# Exercise:
Rewrite the lines below with every "arrowhead-icon" swapped for "arrow-tip-icon", leaving everything else unchanged.

# Exercise materials:
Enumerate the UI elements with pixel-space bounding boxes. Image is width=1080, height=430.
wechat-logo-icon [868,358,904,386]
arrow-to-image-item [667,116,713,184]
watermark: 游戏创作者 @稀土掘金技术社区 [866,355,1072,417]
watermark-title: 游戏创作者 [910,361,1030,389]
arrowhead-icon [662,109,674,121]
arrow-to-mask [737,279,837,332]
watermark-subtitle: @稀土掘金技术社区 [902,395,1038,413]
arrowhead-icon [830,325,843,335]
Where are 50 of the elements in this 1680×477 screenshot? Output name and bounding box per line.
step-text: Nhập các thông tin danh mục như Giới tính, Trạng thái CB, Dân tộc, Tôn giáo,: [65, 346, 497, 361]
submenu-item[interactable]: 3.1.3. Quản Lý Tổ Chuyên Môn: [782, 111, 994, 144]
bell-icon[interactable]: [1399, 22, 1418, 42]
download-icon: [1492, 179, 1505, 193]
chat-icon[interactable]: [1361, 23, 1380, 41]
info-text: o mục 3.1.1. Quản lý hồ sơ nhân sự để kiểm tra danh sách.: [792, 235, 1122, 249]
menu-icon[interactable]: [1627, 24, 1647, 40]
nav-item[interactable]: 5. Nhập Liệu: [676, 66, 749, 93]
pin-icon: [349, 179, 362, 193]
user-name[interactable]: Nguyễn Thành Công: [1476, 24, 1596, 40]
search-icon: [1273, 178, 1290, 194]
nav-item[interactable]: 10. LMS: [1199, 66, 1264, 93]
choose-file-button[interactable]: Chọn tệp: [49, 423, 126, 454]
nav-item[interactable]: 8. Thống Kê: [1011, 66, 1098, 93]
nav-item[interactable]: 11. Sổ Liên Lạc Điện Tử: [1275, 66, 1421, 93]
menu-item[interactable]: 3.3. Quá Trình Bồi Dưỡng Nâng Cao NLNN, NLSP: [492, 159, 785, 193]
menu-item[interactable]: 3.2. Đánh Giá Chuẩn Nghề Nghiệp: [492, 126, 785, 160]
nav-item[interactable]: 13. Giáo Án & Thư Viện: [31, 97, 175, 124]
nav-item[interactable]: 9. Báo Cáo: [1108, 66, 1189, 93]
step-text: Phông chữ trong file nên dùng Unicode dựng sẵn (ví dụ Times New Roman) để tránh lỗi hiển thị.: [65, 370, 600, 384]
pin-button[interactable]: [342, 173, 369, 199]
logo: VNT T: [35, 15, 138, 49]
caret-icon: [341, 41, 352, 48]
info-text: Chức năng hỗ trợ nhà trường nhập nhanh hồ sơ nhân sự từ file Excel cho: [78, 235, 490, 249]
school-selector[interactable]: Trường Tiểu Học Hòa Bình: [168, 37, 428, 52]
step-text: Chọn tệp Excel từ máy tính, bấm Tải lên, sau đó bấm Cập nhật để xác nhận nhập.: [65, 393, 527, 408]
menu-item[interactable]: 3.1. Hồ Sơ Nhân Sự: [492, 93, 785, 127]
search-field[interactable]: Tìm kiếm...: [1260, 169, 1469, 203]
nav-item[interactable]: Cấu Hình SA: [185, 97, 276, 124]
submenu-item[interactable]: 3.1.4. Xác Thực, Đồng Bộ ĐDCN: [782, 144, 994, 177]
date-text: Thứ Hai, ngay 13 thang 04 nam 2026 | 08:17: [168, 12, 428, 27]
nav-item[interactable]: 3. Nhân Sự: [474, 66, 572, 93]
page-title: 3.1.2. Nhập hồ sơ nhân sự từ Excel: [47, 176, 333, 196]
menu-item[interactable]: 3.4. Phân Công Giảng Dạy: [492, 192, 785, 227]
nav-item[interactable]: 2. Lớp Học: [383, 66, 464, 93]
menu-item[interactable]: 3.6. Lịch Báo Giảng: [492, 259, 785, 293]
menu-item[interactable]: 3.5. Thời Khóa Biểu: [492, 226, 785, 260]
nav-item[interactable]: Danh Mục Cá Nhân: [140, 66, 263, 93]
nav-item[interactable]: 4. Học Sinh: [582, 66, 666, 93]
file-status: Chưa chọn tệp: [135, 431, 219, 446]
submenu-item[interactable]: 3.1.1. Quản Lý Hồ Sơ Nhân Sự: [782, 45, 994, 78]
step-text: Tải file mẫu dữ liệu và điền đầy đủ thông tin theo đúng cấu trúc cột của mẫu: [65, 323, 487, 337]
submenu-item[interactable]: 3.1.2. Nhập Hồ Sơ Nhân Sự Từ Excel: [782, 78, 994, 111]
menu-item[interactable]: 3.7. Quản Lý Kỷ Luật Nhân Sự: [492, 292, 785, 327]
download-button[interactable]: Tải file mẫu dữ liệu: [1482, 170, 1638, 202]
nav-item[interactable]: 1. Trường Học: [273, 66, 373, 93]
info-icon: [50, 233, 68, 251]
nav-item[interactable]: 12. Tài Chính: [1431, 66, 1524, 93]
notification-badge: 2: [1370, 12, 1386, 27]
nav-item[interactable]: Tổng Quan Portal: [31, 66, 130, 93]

# Final result:
Enumerate the UI elements with pixel-space bounding boxes. Image is width=1080, height=430.
wechat-logo-icon [868,358,904,386]
arrow-to-image-item [667,116,713,184]
watermark: 游戏创作者 @稀土掘金技术社区 [866,355,1072,417]
watermark-title: 游戏创作者 [910,361,1030,389]
arrow-tip-icon [662,109,674,121]
arrow-to-mask [737,279,837,332]
watermark-subtitle: @稀土掘金技术社区 [902,395,1038,413]
arrow-tip-icon [830,325,843,335]
Where are 50 of the elements in this 1680×477 screenshot? Output name and bounding box per line.
step-text: Nhập các thông tin danh mục như Giới tính, Trạng thái CB, Dân tộc, Tôn giáo,: [65, 346, 497, 361]
submenu-item[interactable]: 3.1.3. Quản Lý Tổ Chuyên Môn: [782, 111, 994, 144]
bell-icon[interactable]: [1399, 22, 1418, 42]
download-icon: [1492, 179, 1505, 193]
chat-icon[interactable]: [1361, 23, 1380, 41]
info-text: o mục 3.1.1. Quản lý hồ sơ nhân sự để kiểm tra danh sách.: [792, 235, 1122, 249]
menu-icon[interactable]: [1627, 24, 1647, 40]
nav-item[interactable]: 5. Nhập Liệu: [676, 66, 749, 93]
pin-icon: [349, 179, 362, 193]
user-name[interactable]: Nguyễn Thành Công: [1476, 24, 1596, 40]
search-icon: [1273, 178, 1290, 194]
nav-item[interactable]: 10. LMS: [1199, 66, 1264, 93]
choose-file-button[interactable]: Chọn tệp: [49, 423, 126, 454]
nav-item[interactable]: 8. Thống Kê: [1011, 66, 1098, 93]
nav-item[interactable]: 11. Sổ Liên Lạc Điện Tử: [1275, 66, 1421, 93]
menu-item[interactable]: 3.3. Quá Trình Bồi Dưỡng Nâng Cao NLNN, NLSP: [492, 159, 785, 193]
menu-item[interactable]: 3.2. Đánh Giá Chuẩn Nghề Nghiệp: [492, 126, 785, 160]
nav-item[interactable]: 13. Giáo Án & Thư Viện: [31, 97, 175, 124]
nav-item[interactable]: 9. Báo Cáo: [1108, 66, 1189, 93]
step-text: Phông chữ trong file nên dùng Unicode dựng sẵn (ví dụ Times New Roman) để tránh lỗi hiển thị.: [65, 370, 600, 384]
pin-button[interactable]: [342, 173, 369, 199]
logo: VNT T: [35, 15, 138, 49]
caret-icon: [341, 41, 352, 48]
info-text: Chức năng hỗ trợ nhà trường nhập nhanh hồ sơ nhân sự từ file Excel cho: [78, 235, 490, 249]
school-selector[interactable]: Trường Tiểu Học Hòa Bình: [168, 37, 428, 52]
step-text: Chọn tệp Excel từ máy tính, bấm Tải lên, sau đó bấm Cập nhật để xác nhận nhập.: [65, 393, 527, 408]
menu-item[interactable]: 3.1. Hồ Sơ Nhân Sự: [492, 93, 785, 127]
search-field[interactable]: Tìm kiếm...: [1260, 169, 1469, 203]
nav-item[interactable]: Cấu Hình SA: [185, 97, 276, 124]
submenu-item[interactable]: 3.1.4. Xác Thực, Đồng Bộ ĐDCN: [782, 144, 994, 177]
date-text: Thứ Hai, ngay 13 thang 04 nam 2026 | 08:17: [168, 12, 428, 27]
nav-item[interactable]: 3. Nhân Sự: [474, 66, 572, 93]
page-title: 3.1.2. Nhập hồ sơ nhân sự từ Excel: [47, 176, 333, 196]
menu-item[interactable]: 3.4. Phân Công Giảng Dạy: [492, 192, 785, 227]
nav-item[interactable]: 2. Lớp Học: [383, 66, 464, 93]
menu-item[interactable]: 3.6. Lịch Báo Giảng: [492, 259, 785, 293]
menu-item[interactable]: 3.5. Thời Khóa Biểu: [492, 226, 785, 260]
nav-item[interactable]: Danh Mục Cá Nhân: [140, 66, 263, 93]
nav-item[interactable]: 4. Học Sinh: [582, 66, 666, 93]
file-status: Chưa chọn tệp: [135, 431, 219, 446]
submenu-item[interactable]: 3.1.1. Quản Lý Hồ Sơ Nhân Sự: [782, 45, 994, 78]
step-text: Tải file mẫu dữ liệu và điền đầy đủ thông tin theo đúng cấu trúc cột của mẫu: [65, 323, 487, 337]
submenu-item[interactable]: 3.1.2. Nhập Hồ Sơ Nhân Sự Từ Excel: [782, 78, 994, 111]
menu-item[interactable]: 3.7. Quản Lý Kỷ Luật Nhân Sự: [492, 292, 785, 327]
download-button[interactable]: Tải file mẫu dữ liệu: [1482, 170, 1638, 202]
nav-item[interactable]: 1. Trường Học: [273, 66, 373, 93]
info-icon: [50, 233, 68, 251]
nav-item[interactable]: 12. Tài Chính: [1431, 66, 1524, 93]
notification-badge: 2: [1370, 12, 1386, 27]
nav-item[interactable]: Tổng Quan Portal: [31, 66, 130, 93]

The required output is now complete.